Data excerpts
::::::::

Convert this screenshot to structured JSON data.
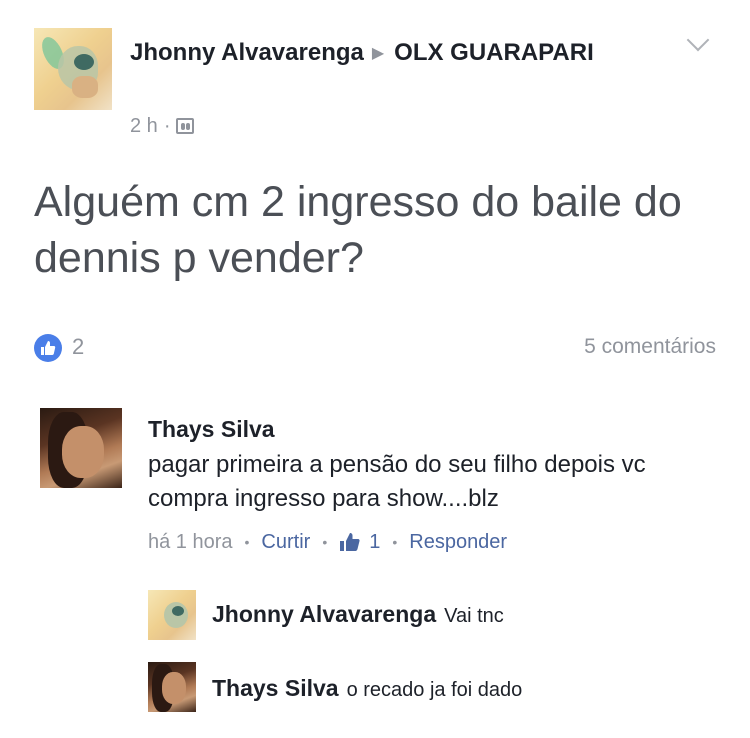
{
  "post": {
    "author": "Jhonny Alvavarenga",
    "group": "OLX GUARAPARI",
    "time": "2 h",
    "separator": "·",
    "text": "Alguém cm 2 ingresso do baile do dennis p vender?",
    "likes": "2",
    "comments_count": "5 comentários"
  },
  "comment": {
    "author": "Thays Silva",
    "text": "pagar primeira a pensão do seu filho depois vc compra ingresso para show....blz",
    "time": "há 1 hora",
    "like_label": "Curtir",
    "likes": "1",
    "reply_label": "Responder"
  },
  "replies": [
    {
      "author": "Jhonny Alvavarenga",
      "text": "Vai tnc"
    },
    {
      "author": "Thays Silva",
      "text": "o recado ja foi dado"
    }
  ],
  "colors": {
    "accent_blue": "#4a7ee8",
    "link_blue": "#4b67a1",
    "muted": "#90949c"
  }
}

::::::::

§ **WHAT THE TASK ASKS**: List all lines where "Thays" occurs.

§ **WRITTEN ANSWER**:
    "author": "Thays Silva",
      "author": "Thays Silva",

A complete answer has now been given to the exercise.